YOUR INSTRUCTIONS ->
Read the records and gather each line that includes "been".
★ ★ ★ ★
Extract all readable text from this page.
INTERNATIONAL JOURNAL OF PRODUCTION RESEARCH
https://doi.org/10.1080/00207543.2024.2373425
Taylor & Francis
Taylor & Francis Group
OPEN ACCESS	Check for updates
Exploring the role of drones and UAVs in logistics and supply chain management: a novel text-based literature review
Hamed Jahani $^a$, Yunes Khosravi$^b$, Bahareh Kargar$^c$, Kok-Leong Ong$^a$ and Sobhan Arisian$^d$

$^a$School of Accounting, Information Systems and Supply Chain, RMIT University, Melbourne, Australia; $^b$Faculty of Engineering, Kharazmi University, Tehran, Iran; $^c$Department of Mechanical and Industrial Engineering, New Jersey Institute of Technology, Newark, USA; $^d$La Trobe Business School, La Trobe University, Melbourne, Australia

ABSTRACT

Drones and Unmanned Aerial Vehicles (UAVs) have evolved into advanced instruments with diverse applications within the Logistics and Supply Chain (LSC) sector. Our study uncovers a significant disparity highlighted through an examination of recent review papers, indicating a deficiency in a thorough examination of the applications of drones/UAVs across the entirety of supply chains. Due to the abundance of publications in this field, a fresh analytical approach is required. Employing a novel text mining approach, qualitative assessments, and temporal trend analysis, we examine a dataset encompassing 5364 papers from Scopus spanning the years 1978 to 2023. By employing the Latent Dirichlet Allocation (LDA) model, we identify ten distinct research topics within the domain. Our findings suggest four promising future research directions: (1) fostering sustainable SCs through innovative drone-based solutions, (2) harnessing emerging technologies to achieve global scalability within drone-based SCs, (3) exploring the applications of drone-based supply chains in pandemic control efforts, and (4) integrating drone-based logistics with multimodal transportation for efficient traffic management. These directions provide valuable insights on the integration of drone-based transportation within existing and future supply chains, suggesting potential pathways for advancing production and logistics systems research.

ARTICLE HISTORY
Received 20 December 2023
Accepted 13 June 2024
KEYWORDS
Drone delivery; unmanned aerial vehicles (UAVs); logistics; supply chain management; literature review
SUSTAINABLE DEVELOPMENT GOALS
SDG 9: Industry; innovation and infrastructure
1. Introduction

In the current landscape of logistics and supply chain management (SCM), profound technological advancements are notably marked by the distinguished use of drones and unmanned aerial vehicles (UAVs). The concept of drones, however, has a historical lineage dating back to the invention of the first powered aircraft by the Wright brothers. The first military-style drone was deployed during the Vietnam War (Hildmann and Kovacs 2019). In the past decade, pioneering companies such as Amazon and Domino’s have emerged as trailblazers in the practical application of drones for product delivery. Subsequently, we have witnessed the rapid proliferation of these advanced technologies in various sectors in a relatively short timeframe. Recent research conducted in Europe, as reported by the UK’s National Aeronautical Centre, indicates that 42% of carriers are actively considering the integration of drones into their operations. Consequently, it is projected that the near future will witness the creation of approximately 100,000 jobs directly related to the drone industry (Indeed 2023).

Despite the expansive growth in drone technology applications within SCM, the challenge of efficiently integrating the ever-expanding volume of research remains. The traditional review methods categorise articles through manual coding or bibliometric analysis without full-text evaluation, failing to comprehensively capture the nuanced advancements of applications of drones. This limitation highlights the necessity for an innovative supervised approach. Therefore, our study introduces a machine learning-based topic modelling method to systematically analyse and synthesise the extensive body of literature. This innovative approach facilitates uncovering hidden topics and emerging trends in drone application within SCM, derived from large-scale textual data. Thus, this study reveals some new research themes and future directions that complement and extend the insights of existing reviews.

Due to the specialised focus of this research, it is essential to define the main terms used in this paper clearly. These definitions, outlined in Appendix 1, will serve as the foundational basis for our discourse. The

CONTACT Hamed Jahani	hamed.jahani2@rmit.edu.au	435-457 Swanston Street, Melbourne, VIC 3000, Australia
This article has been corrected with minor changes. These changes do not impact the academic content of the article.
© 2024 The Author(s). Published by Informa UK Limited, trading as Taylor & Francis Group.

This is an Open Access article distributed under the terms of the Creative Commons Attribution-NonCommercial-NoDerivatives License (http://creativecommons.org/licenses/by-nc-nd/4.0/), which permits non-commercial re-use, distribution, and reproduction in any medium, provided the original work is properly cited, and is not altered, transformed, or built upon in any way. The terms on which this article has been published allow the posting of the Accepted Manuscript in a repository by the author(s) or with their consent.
★ ★ ★ ★
SOLUTION BELOW ->
This article has been corrected with minor changes. These changes do not impact the academic content of the article.
This is an Open Access article distributed under the terms of the Creative Commons Attribution-NonCommercial-NoDerivatives License (http://creativecommons.org/licenses/by-nc-nd/4.0/), which permits non-commercial re-use, distribution, and reproduction in any medium, provided the original work is properly cited, and is not altered, transformed, or built upon in any way. The terms on which this article has been published allow the posting of the Accepted Manuscript in a repository by the author(s) or with their consent.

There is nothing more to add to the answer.